start GIVEN RECORDS

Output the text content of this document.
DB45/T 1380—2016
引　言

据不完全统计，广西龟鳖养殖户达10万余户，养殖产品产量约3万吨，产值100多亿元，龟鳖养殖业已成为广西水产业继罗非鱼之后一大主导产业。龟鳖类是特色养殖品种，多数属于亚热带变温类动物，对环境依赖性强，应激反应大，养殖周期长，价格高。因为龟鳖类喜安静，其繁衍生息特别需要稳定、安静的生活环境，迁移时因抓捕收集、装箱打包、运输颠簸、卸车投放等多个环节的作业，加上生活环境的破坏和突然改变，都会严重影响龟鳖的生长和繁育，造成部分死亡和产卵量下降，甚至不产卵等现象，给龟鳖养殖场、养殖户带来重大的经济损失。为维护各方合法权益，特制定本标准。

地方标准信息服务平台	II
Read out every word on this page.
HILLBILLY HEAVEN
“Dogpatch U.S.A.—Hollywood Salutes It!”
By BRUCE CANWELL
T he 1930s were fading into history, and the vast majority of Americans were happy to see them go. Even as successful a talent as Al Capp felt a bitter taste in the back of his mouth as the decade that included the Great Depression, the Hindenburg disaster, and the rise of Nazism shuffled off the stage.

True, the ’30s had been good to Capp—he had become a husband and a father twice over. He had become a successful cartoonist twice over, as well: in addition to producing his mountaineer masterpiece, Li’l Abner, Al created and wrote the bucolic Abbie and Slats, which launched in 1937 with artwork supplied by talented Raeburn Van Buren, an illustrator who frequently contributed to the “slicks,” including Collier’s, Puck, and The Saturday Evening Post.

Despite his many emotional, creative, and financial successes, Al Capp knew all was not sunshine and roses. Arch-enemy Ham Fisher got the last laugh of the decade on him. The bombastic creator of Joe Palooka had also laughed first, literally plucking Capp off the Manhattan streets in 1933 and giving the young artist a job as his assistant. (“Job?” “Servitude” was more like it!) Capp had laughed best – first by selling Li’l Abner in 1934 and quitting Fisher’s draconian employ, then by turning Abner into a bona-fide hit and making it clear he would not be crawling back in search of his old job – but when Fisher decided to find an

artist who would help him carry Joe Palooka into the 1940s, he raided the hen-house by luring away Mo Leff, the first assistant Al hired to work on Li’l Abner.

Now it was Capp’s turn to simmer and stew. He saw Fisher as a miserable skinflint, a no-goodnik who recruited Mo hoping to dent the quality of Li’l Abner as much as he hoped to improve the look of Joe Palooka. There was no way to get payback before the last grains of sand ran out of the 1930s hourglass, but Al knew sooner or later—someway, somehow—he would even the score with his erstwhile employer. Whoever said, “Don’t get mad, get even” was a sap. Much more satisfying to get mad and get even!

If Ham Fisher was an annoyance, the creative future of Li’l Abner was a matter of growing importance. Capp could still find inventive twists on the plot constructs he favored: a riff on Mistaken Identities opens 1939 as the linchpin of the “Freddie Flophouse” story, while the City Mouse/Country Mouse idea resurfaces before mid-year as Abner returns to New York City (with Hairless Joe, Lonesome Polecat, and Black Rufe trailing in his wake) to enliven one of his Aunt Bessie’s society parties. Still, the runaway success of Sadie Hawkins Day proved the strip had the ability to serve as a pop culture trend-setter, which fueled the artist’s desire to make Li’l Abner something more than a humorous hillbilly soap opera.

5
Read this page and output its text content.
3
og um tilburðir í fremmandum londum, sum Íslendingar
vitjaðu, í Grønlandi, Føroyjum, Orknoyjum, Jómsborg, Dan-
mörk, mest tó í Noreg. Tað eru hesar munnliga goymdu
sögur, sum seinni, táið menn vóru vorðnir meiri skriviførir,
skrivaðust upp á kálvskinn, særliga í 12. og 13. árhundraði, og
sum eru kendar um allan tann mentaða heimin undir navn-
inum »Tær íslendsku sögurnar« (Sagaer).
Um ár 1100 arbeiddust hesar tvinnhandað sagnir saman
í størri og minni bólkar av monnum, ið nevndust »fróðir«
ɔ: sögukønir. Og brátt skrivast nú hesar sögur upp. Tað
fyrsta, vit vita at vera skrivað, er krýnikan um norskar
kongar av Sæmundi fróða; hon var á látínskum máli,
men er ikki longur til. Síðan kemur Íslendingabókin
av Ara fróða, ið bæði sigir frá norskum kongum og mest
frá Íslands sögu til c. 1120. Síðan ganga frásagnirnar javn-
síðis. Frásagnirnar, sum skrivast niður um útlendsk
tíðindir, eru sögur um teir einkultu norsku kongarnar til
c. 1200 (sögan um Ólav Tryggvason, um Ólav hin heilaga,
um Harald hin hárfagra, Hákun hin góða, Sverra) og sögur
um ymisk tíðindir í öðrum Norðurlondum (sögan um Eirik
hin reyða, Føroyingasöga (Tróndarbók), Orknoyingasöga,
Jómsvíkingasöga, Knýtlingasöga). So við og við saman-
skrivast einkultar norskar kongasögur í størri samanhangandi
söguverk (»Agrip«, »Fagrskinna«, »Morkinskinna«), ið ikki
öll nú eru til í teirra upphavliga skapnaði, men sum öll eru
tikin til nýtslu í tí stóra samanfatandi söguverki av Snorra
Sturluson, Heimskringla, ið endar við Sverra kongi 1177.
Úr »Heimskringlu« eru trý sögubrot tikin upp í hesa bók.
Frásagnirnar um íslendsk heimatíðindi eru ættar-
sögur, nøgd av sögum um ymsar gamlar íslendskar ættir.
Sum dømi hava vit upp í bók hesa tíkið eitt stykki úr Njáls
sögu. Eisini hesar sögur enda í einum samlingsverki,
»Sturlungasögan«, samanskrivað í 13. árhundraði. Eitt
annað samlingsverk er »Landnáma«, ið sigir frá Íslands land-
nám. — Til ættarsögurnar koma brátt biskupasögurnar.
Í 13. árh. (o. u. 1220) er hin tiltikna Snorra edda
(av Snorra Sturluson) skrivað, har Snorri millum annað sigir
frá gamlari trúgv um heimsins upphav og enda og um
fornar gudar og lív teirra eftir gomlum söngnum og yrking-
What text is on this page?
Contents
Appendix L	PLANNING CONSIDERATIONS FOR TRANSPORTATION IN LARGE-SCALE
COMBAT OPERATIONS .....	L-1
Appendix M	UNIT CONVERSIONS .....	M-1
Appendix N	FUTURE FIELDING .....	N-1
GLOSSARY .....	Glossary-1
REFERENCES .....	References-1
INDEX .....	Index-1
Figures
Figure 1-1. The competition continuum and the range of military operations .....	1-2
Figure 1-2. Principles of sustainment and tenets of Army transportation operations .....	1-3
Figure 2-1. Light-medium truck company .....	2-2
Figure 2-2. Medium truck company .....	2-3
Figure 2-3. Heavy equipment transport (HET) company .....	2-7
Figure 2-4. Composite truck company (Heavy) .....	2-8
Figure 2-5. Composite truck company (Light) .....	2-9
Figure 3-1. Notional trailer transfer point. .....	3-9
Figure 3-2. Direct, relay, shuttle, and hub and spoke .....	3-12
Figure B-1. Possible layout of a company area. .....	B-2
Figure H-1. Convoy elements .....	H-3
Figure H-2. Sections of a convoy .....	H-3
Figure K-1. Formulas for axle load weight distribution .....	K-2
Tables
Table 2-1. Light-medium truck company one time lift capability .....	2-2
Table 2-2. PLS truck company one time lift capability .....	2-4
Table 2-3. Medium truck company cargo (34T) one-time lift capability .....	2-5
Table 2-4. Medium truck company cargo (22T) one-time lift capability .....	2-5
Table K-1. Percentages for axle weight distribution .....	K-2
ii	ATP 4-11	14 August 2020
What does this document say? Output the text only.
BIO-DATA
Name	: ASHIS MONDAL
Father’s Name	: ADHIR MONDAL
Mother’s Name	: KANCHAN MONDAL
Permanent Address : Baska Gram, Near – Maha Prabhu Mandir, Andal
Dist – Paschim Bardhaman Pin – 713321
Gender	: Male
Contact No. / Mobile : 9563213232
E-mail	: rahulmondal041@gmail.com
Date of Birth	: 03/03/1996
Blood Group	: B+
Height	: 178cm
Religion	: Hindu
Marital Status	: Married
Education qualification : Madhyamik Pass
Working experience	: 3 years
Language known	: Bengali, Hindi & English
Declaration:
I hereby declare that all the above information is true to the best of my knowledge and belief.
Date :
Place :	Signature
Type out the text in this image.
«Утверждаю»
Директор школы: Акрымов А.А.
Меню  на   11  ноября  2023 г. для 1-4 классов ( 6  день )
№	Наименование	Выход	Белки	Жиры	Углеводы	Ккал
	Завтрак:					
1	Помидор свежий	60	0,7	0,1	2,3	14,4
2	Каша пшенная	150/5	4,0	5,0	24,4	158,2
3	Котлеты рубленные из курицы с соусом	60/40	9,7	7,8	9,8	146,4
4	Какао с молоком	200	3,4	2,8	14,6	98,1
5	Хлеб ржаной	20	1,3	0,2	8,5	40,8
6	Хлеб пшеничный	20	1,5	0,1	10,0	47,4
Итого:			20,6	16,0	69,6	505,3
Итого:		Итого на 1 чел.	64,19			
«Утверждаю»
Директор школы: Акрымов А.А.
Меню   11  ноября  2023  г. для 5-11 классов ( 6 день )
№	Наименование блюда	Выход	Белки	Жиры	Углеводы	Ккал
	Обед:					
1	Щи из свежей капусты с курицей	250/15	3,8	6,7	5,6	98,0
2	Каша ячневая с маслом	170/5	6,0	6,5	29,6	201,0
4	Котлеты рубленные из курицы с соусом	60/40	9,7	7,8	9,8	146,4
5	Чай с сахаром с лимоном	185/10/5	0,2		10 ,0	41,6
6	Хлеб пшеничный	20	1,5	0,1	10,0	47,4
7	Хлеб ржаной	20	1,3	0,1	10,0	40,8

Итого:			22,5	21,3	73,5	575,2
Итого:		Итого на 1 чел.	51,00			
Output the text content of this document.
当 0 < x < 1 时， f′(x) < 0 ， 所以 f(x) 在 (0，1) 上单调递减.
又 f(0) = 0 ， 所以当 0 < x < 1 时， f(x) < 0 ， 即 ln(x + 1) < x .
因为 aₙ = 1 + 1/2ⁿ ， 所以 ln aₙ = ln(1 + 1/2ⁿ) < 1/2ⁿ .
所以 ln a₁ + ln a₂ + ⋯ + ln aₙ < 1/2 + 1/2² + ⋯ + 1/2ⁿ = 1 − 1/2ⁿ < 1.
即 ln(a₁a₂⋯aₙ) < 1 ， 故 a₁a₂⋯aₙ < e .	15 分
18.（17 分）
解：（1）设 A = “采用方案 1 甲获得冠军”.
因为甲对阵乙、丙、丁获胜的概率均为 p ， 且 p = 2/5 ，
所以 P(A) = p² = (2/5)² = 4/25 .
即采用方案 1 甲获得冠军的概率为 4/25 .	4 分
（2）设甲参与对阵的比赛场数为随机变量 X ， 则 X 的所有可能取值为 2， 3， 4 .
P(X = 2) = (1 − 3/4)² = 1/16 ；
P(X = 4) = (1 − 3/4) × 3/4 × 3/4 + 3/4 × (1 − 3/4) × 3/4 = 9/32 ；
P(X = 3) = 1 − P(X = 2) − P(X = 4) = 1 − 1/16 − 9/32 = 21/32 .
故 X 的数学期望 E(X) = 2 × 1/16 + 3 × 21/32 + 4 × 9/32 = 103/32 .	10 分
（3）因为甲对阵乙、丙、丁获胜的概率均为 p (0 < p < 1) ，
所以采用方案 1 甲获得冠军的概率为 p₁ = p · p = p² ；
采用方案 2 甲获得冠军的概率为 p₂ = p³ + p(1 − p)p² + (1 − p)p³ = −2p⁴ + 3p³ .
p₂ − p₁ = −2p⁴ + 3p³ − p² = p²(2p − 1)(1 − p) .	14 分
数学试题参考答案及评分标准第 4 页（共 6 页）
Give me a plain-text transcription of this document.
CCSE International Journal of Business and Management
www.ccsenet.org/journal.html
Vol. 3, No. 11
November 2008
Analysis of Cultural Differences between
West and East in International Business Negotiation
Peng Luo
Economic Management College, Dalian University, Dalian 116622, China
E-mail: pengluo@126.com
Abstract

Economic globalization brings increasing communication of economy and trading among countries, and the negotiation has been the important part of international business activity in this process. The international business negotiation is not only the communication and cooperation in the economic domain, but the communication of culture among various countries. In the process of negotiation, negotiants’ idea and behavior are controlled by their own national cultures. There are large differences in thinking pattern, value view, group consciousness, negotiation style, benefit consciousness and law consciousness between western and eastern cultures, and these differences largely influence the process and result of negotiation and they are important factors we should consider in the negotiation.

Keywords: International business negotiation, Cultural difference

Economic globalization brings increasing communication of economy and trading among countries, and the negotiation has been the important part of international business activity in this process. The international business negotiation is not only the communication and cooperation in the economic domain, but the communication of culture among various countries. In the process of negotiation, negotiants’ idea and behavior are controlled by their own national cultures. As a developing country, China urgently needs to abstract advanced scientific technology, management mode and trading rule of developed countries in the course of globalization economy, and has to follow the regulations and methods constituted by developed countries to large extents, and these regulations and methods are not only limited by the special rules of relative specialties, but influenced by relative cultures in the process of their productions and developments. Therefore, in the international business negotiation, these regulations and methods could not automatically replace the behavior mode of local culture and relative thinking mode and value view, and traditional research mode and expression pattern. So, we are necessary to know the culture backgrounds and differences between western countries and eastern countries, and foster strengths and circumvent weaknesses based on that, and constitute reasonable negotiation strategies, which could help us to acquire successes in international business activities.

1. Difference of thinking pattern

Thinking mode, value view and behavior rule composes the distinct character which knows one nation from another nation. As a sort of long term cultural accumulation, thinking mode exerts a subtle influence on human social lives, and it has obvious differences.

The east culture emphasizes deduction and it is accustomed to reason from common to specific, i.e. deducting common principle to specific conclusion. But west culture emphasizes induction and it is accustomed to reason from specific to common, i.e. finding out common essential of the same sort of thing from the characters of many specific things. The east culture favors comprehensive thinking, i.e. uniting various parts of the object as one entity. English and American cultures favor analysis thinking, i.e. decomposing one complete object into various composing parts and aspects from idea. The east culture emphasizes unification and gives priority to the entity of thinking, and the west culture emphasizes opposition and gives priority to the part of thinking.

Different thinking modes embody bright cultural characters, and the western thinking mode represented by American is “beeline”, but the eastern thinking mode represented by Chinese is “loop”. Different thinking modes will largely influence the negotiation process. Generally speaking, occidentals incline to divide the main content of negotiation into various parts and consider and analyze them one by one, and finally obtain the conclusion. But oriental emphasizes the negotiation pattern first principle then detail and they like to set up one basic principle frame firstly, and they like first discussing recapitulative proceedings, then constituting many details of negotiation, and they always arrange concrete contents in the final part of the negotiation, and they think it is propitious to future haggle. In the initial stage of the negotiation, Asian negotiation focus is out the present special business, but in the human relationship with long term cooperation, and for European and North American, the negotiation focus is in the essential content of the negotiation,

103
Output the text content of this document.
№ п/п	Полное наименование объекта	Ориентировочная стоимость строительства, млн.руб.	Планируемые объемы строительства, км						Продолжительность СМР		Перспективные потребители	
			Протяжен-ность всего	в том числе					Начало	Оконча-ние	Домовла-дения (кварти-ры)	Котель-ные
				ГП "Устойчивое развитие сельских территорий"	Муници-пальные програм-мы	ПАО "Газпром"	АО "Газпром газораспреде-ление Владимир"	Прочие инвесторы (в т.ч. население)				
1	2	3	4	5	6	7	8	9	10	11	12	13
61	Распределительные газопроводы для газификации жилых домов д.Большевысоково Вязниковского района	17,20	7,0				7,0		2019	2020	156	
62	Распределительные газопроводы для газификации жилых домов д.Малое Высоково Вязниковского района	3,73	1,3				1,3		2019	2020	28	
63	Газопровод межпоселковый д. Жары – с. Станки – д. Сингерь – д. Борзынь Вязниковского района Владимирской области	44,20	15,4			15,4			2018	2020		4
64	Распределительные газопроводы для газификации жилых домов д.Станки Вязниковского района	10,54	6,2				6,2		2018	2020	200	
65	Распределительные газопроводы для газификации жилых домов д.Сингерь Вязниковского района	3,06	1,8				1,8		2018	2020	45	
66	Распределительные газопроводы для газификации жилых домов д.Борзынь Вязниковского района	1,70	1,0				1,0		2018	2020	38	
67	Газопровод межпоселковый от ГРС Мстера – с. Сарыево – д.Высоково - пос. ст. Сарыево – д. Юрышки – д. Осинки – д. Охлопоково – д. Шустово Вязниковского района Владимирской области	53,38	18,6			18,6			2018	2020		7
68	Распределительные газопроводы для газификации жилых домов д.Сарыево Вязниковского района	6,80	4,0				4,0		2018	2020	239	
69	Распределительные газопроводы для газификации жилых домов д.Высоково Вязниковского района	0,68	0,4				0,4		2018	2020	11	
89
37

end GIVEN RECORDS

DESCRIPTION OF THE TASK: Copy every line of the records above that holds the word "Белки".

EXERCISE RESPONSE:
№	Наименование	Выход	Белки	Жиры	Углеводы	Ккал
№	Наименование блюда	Выход	Белки	Жиры	Углеводы	Ккал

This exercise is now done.